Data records

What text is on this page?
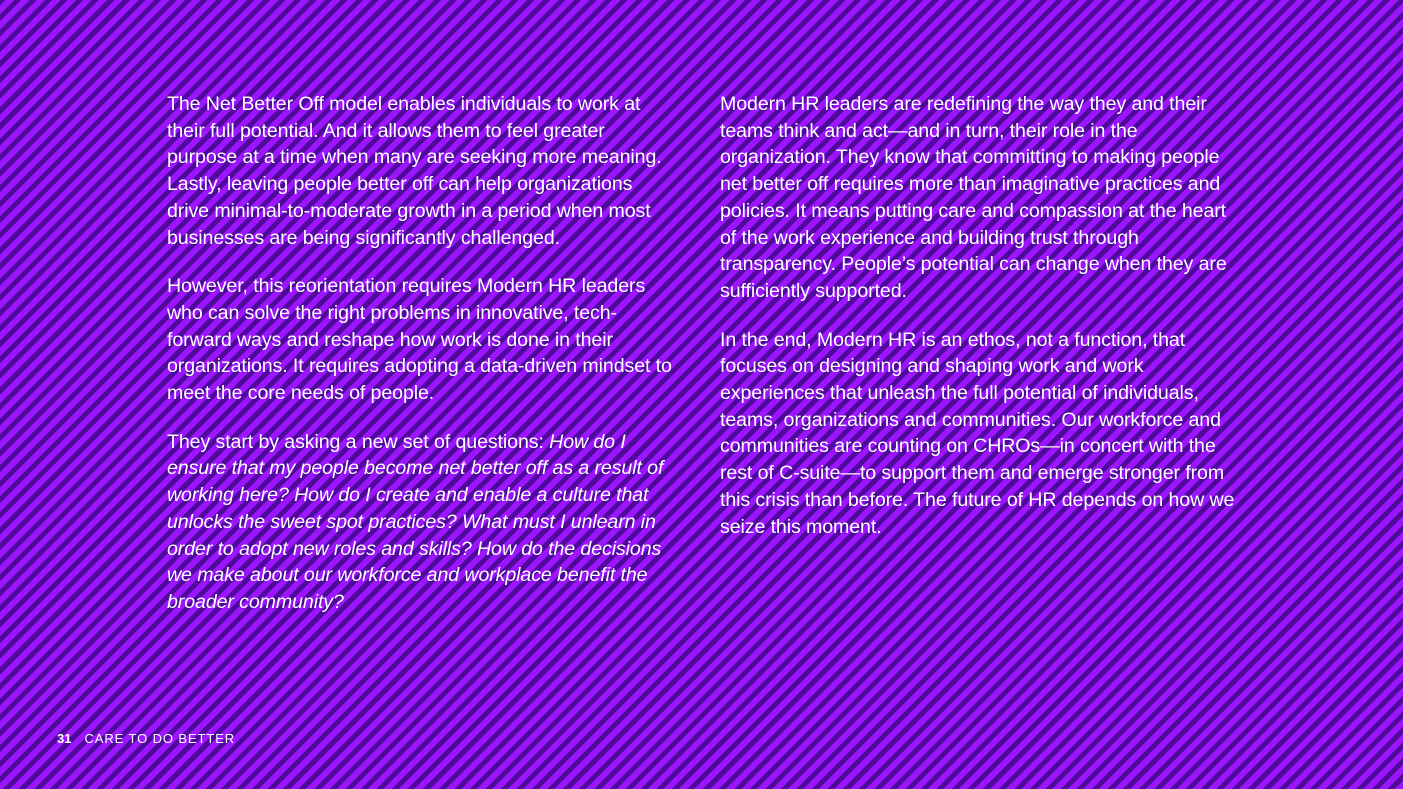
The Net Better Off model enables individuals to work at their full potential. And it allows them to feel greater purpose at a time when many are seeking more meaning. Lastly, leaving people better off can help organizations drive minimal-to-moderate growth in a period when most businesses are being significantly challenged.

However, this reorientation requires Modern HR leaders who can solve the right problems in innovative, tech-forward ways and reshape how work is done in their organizations. It requires adopting a data-driven mindset to meet the core needs of people.

They start by asking a new set of questions: How do I ensure that my people become net better off as a result of working here? How do I create and enable a culture that unlocks the sweet spot practices? What must I unlearn in order to adopt new roles and skills? How do the decisions we make about our workforce and workplace benefit the broader community?

Modern HR leaders are redefining the way they and their teams think and act—and in turn, their role in the organization. They know that committing to making people net better off requires more than imaginative practices and policies. It means putting care and compassion at the heart of the work experience and building trust through transparency. People’s potential can change when they are sufficiently supported.

In the end, Modern HR is an ethos, not a function, that focuses on designing and shaping work and work experiences that unleash the full potential of individuals, teams, organizations and communities. Our workforce and communities are counting on CHROs—in concert with the rest of C-suite—to support them and emerge stronger from this crisis than before. The future of HR depends on how we seize this moment.

31 CARE TO DO BETTER
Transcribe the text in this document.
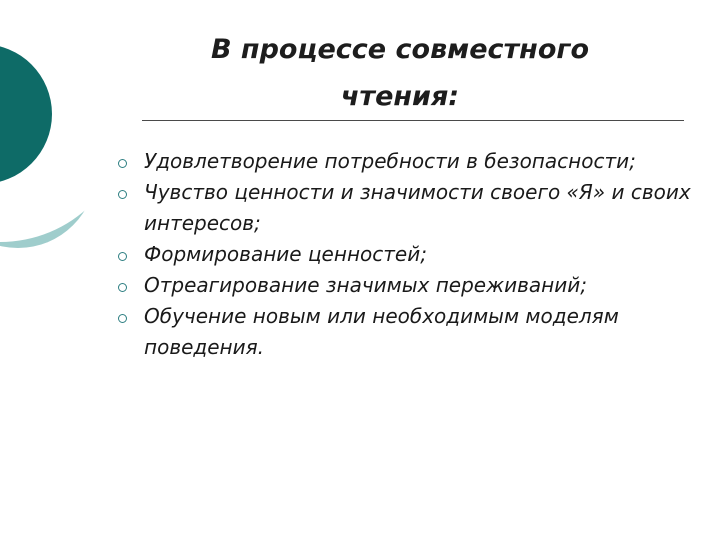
В процессе совместного
чтения:
Удовлетворение потребности в безопасности;
Чувство ценности и значимости своего «Я» и своих интересов;
Формирование ценностей;
Отреагирование значимых переживаний;
Обучение новым или необходимым моделям поведения.
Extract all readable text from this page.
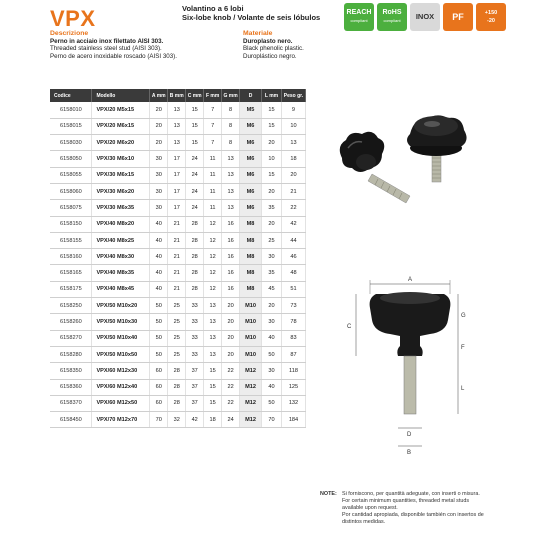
VPX	Volantino a 6 lobi
Six-lobe knob / Volante de seis lóbulos
REACH
compliant
RoHS
compliant	INOX	PF	+150
-20
Descrizione
Perno in acciaio inox filettato AISI 303.
Threaded stainless steel stud (AISI 303).
Perno de acero inoxidable roscado (AISI 303).
Materiale
Duroplasto nero.
Black phenolic plastic.
Duroplástico negro.
Codice	Modello	A mm	B mm	C mm	F mm	G mm	D	L mm	Peso gr.
6158010	VPX/20 M5x15	20	13	15	7	8	M5	15	9
6158015	VPX/20 M6x15	20	13	15	7	8	M6	15	10
6158030	VPX/20 M6x20	20	13	15	7	8	M6	20	13
6158050	VPX/30 M6x10	30	17	24	11	13	M6	10	18
6158055	VPX/30 M6x15	30	17	24	11	13	M6	15	20
6158060	VPX/30 M6x20	30	17	24	11	13	M6	20	21
6158075	VPX/30 M6x35	30	17	24	11	13	M6	35	22
6158150	VPX/40 M8x20	40	21	28	12	16	M8	20	42
6158155	VPX/40 M8x25	40	21	28	12	16	M8	25	44
6158160	VPX/40 M8x30	40	21	28	12	16	M8	30	46
6158165	VPX/40 M8x35	40	21	28	12	16	M8	35	48
6158175	VPX/40 M8x45	40	21	28	12	16	M8	45	51
6158250	VPX/50 M10x20	50	25	33	13	20	M10	20	73
6158260	VPX/50 M10x30	50	25	33	13	20	M10	30	78
6158270	VPX/50 M10x40	50	25	33	13	20	M10	40	83
6158280	VPX/50 M10x50	50	25	33	13	20	M10	50	87
6158350	VPX/60 M12x30	60	28	37	15	22	M12	30	118
6158360	VPX/60 M12x40	60	28	37	15	22	M12	40	125
6158370	VPX/60 M12x50	60	28	37	15	22	M12	50	132
6158450	VPX/70 M12x70	70	32	42	18	24	M12	70	184
A
C
G
F
L
D
B
NOTE: Si forniscono, per quantità adeguate, con inserti o misura.
For certain minimum quantities, threaded metal studs available upon request.
Por cantidad apropiada, disponible también con insertos de distintos medidas.
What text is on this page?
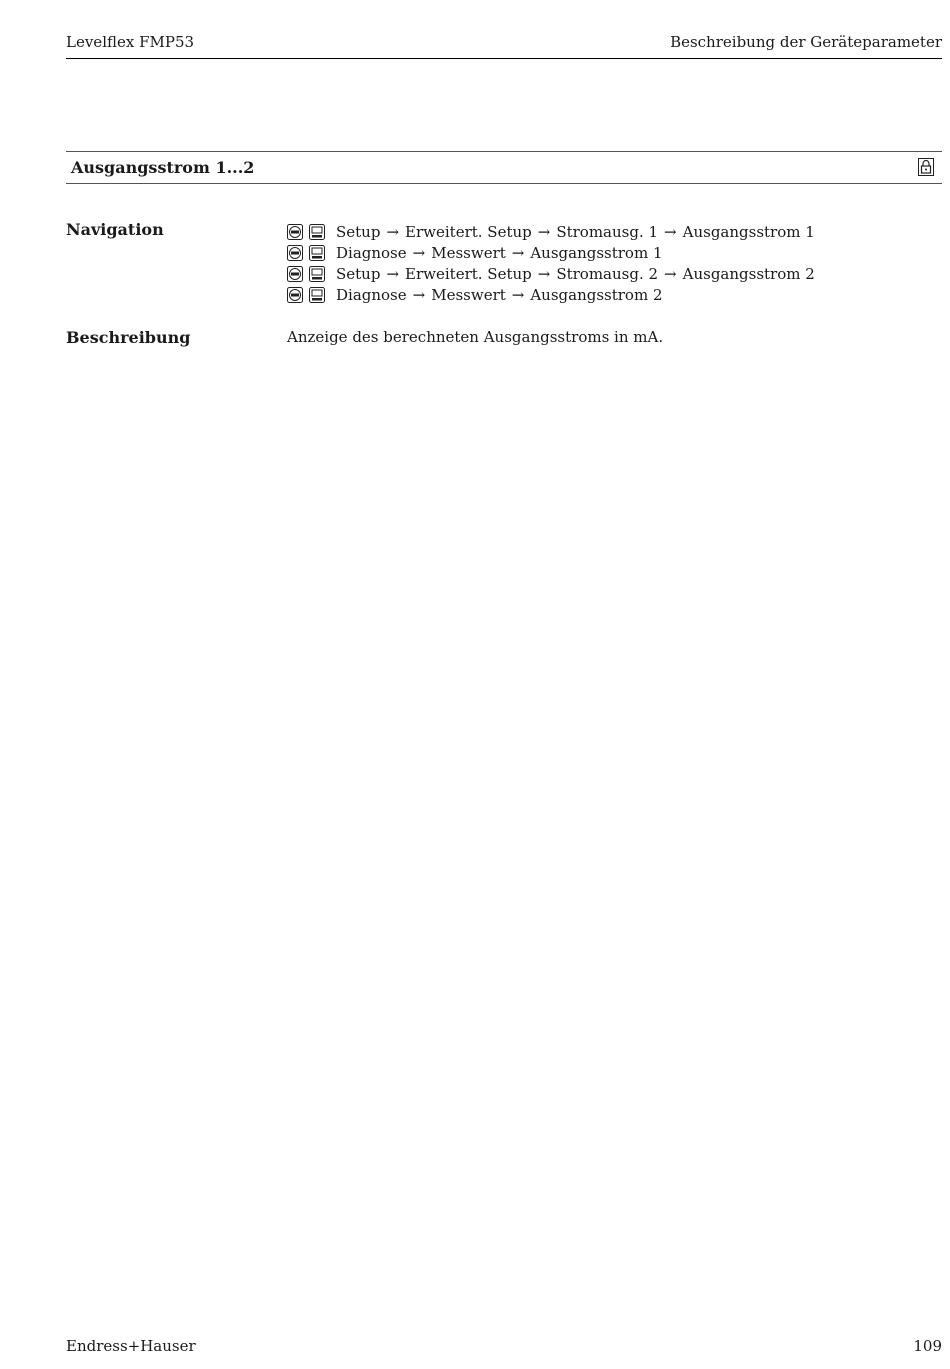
Levelflex FMP53	Beschreibung der Geräteparameter
Ausgangsstrom 1...2
Navigation	Setup → Erweitert. Setup → Stromausg. 1 → Ausgangsstrom 1
Diagnose → Messwert → Ausgangsstrom 1
Setup → Erweitert. Setup → Stromausg. 2 → Ausgangsstrom 2
Diagnose → Messwert → Ausgangsstrom 2
Beschreibung	Anzeige des berechneten Ausgangsstroms in mA.
Endress+Hauser	109
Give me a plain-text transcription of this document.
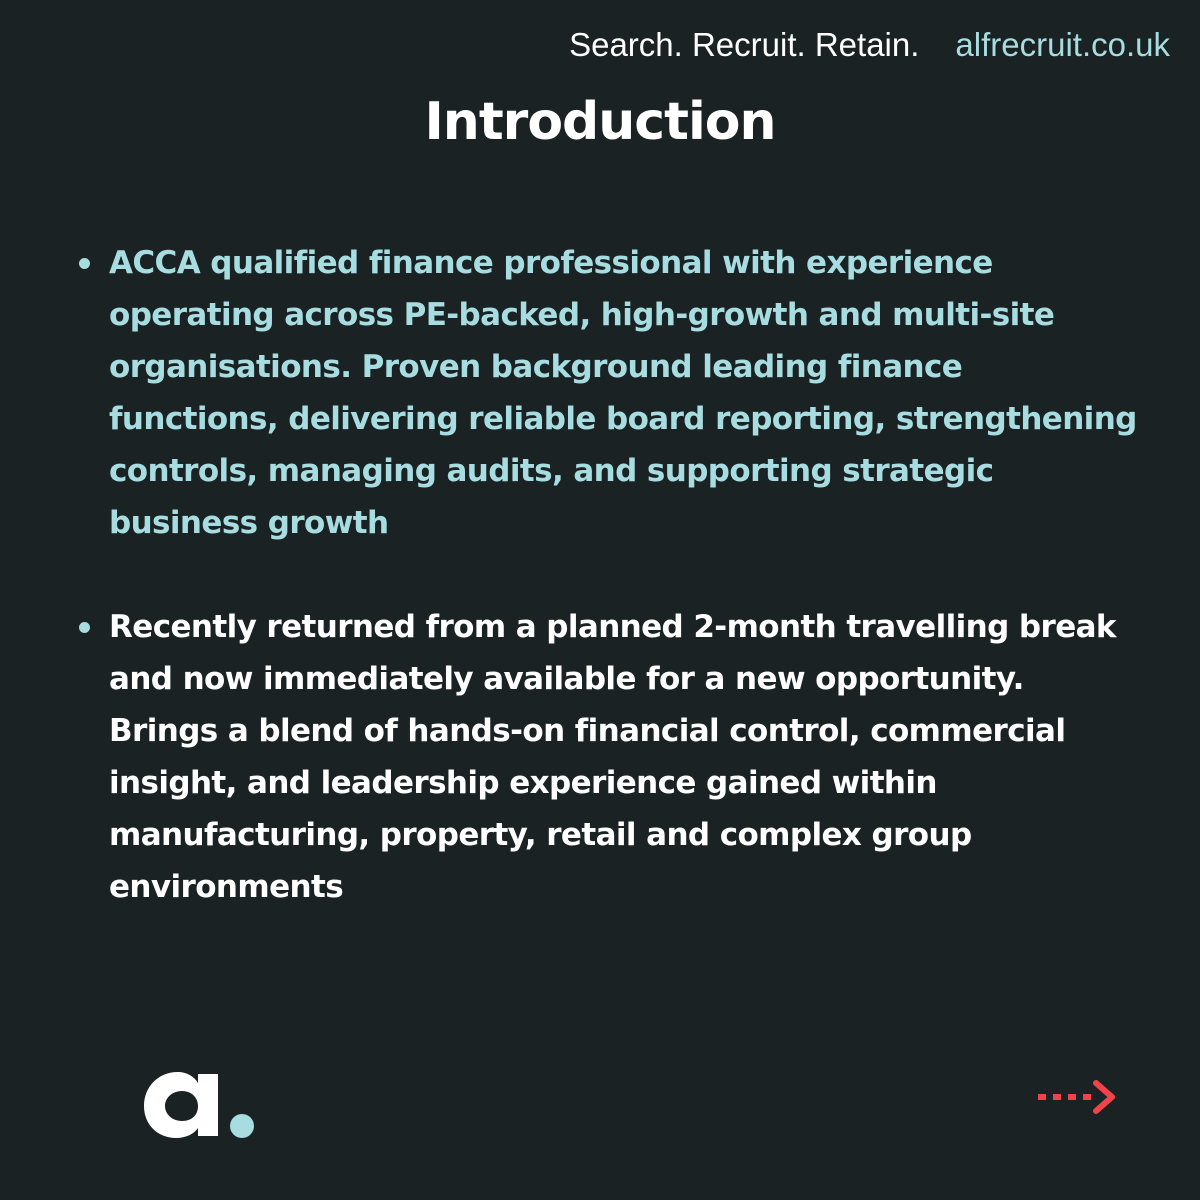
Search. Recruit. Retain. alfrecruit.co.uk
Introduction
ACCA qualified finance professional with experience operating across PE-backed, high-growth and multi-site organisations. Proven background leading finance functions, delivering reliable board reporting, strengthening controls, managing audits, and supporting strategic business growth
Recently returned from a planned 2-month travelling break and now immediately available for a new opportunity. Brings a blend of hands-on financial control, commercial insight, and leadership experience gained within manufacturing, property, retail and complex group environments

__Request__. Identify each line containing the string "document" and copy it out.

__Answer to this exercise__.
Transcribe the text in this document.
Give me a plain-text transcription of this document.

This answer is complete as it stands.